▶ [Exercise description]: It is required that all of the data be written out exactly.

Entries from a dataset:
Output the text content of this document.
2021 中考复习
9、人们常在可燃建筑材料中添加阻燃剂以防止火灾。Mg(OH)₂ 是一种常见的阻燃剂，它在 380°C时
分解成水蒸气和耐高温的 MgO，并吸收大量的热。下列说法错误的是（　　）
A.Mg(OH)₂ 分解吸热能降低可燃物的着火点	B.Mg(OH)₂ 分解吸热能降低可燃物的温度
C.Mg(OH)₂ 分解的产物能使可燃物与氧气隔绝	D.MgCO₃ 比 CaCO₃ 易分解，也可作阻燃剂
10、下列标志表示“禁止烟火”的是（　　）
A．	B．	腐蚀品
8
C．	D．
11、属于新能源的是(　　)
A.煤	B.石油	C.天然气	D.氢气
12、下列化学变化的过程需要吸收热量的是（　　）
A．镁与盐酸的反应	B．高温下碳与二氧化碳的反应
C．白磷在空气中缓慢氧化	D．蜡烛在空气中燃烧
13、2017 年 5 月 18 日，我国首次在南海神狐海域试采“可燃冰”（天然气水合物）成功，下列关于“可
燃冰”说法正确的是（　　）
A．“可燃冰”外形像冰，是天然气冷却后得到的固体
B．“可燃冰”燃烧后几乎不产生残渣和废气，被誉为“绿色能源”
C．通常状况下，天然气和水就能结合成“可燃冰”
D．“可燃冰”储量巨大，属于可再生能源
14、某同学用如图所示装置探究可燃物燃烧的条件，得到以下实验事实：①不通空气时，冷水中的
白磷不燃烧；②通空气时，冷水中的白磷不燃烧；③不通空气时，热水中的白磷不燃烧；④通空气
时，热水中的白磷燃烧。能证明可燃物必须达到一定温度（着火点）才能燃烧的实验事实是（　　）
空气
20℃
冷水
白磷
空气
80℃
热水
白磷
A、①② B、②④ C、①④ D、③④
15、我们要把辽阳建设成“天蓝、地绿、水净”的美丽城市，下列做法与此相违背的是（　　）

▶ [Result]:
Output the text content of this document.
2021 中考复习
9、人们常在可燃建筑材料中添加阻燃剂以防止火灾。Mg(OH)₂ 是一种常见的阻燃剂，它在 380°C时
分解成水蒸气和耐高温的 MgO，并吸收大量的热。下列说法错误的是（　　）
A.Mg(OH)₂ 分解吸热能降低可燃物的着火点	B.Mg(OH)₂ 分解吸热能降低可燃物的温度
C.Mg(OH)₂ 分解的产物能使可燃物与氧气隔绝	D.MgCO₃ 比 CaCO₃ 易分解，也可作阻燃剂
10、下列标志表示“禁止烟火”的是（　　）
A．	B．	腐蚀品
8
C．	D．
11、属于新能源的是(　　)
A.煤	B.石油	C.天然气	D.氢气
12、下列化学变化的过程需要吸收热量的是（　　）
A．镁与盐酸的反应	B．高温下碳与二氧化碳的反应
C．白磷在空气中缓慢氧化	D．蜡烛在空气中燃烧
13、2017 年 5 月 18 日，我国首次在南海神狐海域试采“可燃冰”（天然气水合物）成功，下列关于“可
燃冰”说法正确的是（　　）
A．“可燃冰”外形像冰，是天然气冷却后得到的固体
B．“可燃冰”燃烧后几乎不产生残渣和废气，被誉为“绿色能源”
C．通常状况下，天然气和水就能结合成“可燃冰”
D．“可燃冰”储量巨大，属于可再生能源
14、某同学用如图所示装置探究可燃物燃烧的条件，得到以下实验事实：①不通空气时，冷水中的
白磷不燃烧；②通空气时，冷水中的白磷不燃烧；③不通空气时，热水中的白磷不燃烧；④通空气
时，热水中的白磷燃烧。能证明可燃物必须达到一定温度（着火点）才能燃烧的实验事实是（　　）
空气
20℃
冷水
白磷
空气
80℃
热水
白磷
A、①② B、②④ C、①④ D、③④
15、我们要把辽阳建设成“天蓝、地绿、水净”的美丽城市，下列做法与此相违背的是（　　）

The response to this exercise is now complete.